# [What to work on]
Keep only those lines of the records that include the string "quality".

---------- Given data

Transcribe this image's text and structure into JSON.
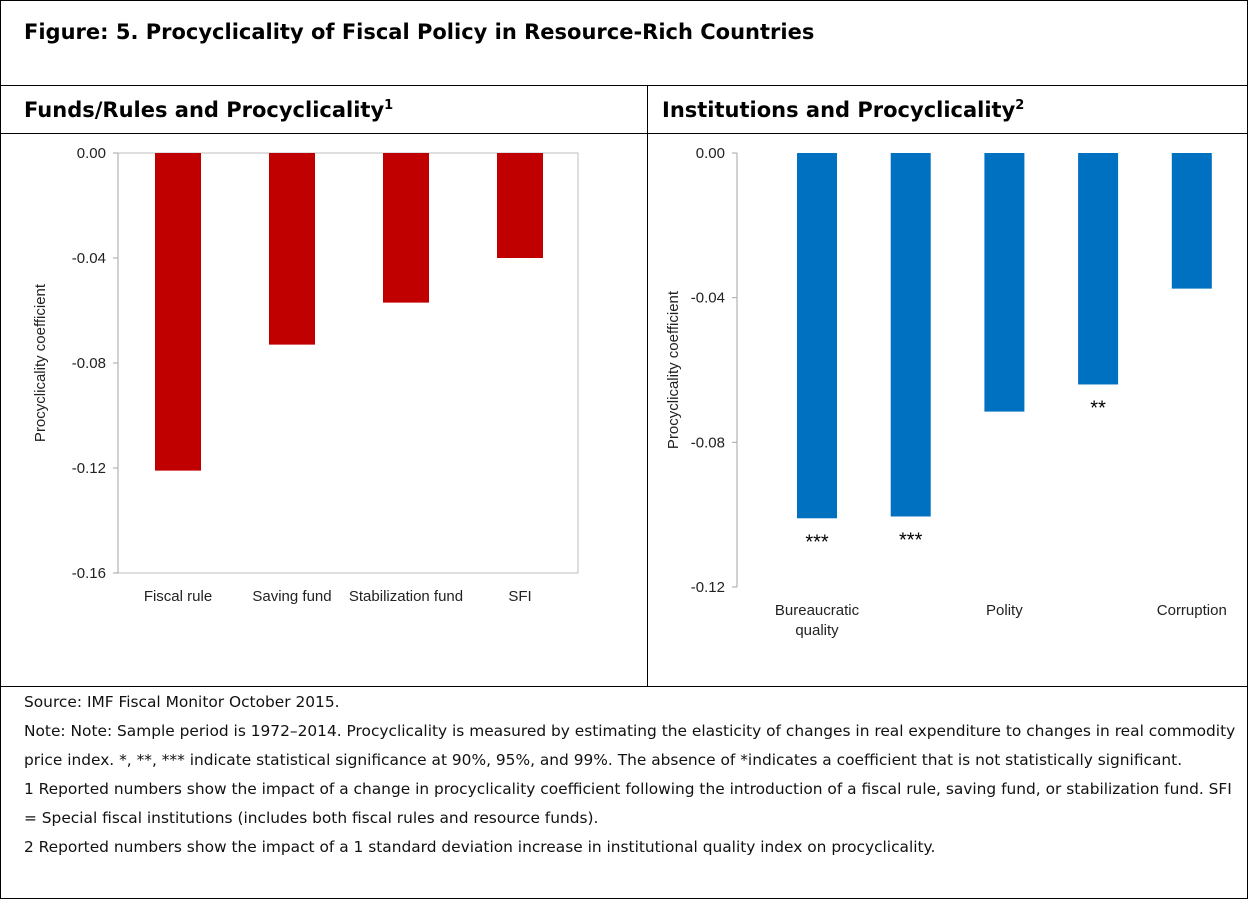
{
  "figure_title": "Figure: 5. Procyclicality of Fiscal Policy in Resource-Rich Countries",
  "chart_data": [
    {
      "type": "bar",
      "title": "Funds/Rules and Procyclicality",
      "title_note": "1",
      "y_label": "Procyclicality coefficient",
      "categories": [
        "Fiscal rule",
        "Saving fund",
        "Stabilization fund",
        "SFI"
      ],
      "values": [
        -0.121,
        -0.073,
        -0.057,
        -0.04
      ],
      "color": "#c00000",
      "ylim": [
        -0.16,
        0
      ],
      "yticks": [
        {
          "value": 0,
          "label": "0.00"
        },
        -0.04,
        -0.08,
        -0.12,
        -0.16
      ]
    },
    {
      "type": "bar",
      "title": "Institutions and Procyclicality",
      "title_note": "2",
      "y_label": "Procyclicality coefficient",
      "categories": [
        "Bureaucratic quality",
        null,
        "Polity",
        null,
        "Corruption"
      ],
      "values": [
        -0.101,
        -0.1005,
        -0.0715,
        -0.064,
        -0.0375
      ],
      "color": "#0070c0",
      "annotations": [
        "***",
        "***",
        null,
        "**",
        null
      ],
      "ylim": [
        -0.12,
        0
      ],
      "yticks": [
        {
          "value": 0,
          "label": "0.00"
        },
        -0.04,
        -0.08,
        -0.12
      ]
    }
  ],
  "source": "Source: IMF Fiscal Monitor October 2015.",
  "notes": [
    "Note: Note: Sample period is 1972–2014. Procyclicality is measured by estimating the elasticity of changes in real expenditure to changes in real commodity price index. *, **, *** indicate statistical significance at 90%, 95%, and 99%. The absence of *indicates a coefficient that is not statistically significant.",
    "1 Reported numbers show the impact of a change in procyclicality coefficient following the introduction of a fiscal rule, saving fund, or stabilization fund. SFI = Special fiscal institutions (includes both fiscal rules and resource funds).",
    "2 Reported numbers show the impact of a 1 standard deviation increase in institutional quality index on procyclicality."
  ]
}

--------------------

# [Response for this exercise]
        "Bureaucratic quality",
    "2 Reported numbers show the impact of a 1 standard deviation increase in institutional quality index on procyclicality."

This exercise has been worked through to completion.